Collection entries
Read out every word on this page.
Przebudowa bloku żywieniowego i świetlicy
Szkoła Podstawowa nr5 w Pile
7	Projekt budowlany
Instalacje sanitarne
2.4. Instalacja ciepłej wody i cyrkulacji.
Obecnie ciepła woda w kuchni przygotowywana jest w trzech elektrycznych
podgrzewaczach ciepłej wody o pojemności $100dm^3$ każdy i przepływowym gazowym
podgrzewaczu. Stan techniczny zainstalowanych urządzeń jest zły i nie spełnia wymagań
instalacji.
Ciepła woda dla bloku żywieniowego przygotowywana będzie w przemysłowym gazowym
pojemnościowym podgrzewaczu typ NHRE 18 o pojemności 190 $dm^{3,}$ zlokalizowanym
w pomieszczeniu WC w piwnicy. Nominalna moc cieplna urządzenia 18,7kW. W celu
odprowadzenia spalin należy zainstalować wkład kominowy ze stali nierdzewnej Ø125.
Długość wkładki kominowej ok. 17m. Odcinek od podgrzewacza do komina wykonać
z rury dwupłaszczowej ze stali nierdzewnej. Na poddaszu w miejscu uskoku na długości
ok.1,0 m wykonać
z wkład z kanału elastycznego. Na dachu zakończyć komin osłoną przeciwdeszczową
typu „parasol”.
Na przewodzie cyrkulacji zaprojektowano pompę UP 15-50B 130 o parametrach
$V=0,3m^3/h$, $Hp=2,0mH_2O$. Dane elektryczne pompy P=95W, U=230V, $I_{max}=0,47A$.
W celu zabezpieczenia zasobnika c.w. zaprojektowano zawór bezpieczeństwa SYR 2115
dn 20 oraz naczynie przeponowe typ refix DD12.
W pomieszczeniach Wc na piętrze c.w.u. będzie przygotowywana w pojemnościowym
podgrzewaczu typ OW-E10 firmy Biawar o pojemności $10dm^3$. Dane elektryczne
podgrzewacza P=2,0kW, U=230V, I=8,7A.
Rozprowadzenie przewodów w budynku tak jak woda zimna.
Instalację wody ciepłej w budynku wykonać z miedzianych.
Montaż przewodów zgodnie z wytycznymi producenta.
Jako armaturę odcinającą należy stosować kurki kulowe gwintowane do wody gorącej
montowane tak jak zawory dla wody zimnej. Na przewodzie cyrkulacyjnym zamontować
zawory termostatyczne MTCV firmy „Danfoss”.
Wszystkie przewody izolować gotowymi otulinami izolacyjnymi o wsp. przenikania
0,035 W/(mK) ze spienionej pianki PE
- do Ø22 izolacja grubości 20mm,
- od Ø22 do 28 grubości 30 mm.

--

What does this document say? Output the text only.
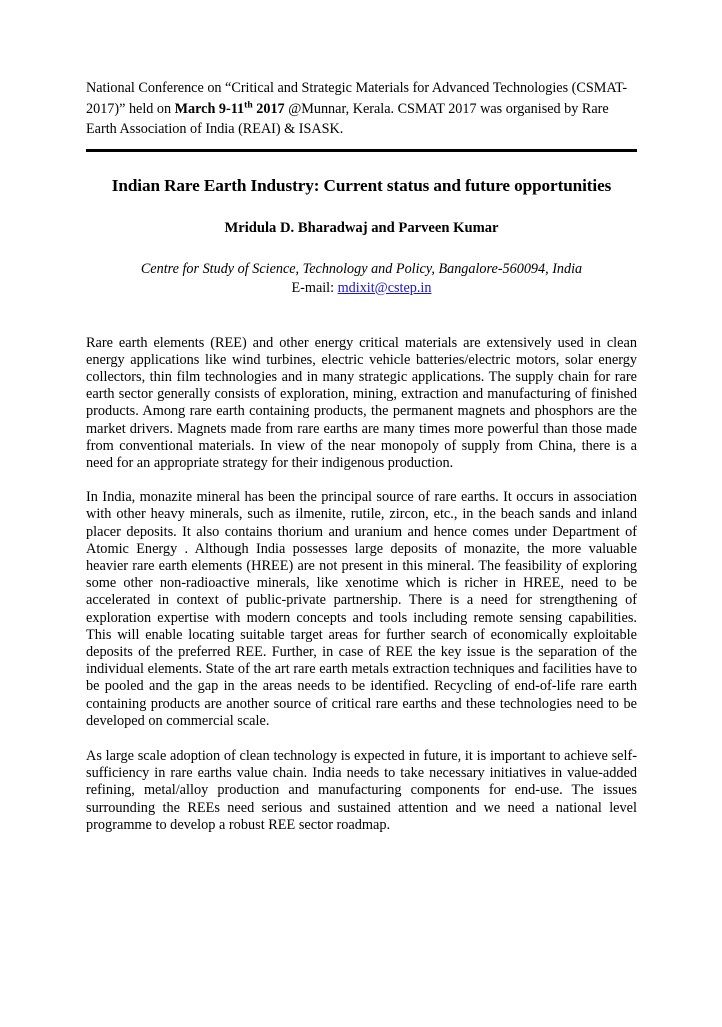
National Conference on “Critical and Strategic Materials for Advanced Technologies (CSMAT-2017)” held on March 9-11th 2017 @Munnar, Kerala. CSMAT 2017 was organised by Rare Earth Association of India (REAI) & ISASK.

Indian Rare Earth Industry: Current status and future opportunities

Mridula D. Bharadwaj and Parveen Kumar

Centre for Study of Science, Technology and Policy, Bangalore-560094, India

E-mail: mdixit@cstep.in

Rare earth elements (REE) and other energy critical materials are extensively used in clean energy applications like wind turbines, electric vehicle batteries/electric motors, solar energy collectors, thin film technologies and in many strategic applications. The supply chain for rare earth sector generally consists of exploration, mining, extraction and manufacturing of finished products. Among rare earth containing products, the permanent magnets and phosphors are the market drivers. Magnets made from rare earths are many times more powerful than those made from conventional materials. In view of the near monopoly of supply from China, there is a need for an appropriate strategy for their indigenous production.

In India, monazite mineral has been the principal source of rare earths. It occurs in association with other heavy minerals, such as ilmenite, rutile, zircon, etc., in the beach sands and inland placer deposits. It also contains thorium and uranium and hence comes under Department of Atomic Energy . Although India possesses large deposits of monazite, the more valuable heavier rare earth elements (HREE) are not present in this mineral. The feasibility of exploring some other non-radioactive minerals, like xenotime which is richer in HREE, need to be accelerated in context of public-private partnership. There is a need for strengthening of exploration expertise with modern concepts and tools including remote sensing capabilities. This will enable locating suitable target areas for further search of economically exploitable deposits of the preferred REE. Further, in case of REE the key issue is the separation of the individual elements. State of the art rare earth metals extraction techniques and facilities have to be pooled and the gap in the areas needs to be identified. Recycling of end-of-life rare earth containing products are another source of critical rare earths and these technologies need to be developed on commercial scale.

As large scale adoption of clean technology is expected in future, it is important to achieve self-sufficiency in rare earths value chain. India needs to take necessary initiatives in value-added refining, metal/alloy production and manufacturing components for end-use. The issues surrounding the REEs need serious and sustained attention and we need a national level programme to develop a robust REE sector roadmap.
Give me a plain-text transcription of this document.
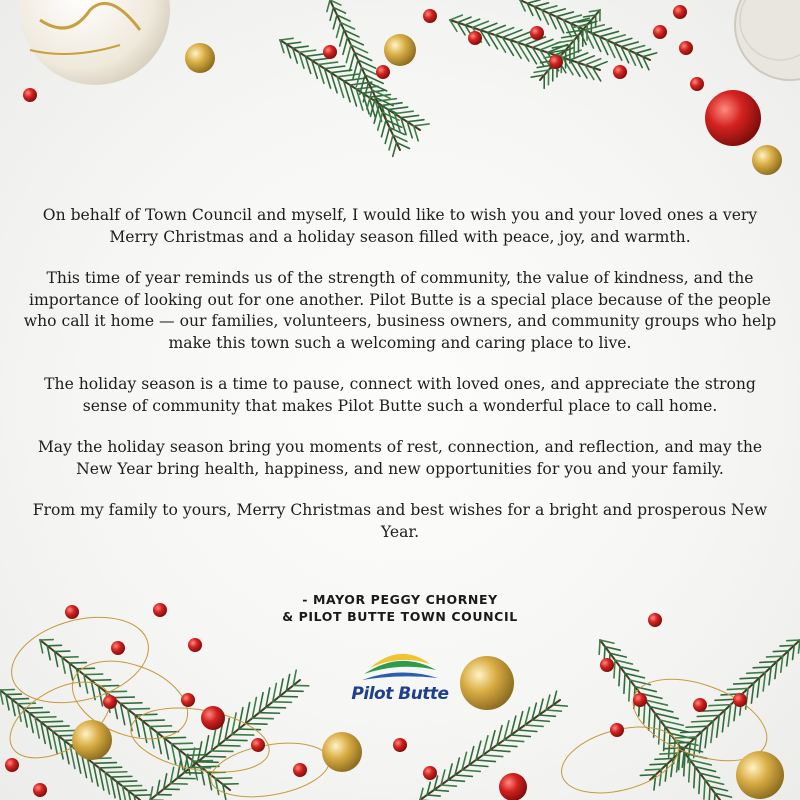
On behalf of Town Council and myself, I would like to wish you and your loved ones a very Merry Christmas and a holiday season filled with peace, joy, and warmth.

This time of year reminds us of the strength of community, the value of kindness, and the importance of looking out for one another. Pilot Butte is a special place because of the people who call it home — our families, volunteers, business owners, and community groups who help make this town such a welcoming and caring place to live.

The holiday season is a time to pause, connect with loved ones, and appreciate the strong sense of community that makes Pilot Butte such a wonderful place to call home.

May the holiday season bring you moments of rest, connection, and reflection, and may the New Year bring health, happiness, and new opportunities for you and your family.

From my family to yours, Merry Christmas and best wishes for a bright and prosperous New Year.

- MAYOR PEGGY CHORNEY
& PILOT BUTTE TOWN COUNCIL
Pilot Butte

EXERCISE DESCRIPTION: The answer should be a single number: the count of lines in the data that include the string "bloku".

CORRECT RESULT: 2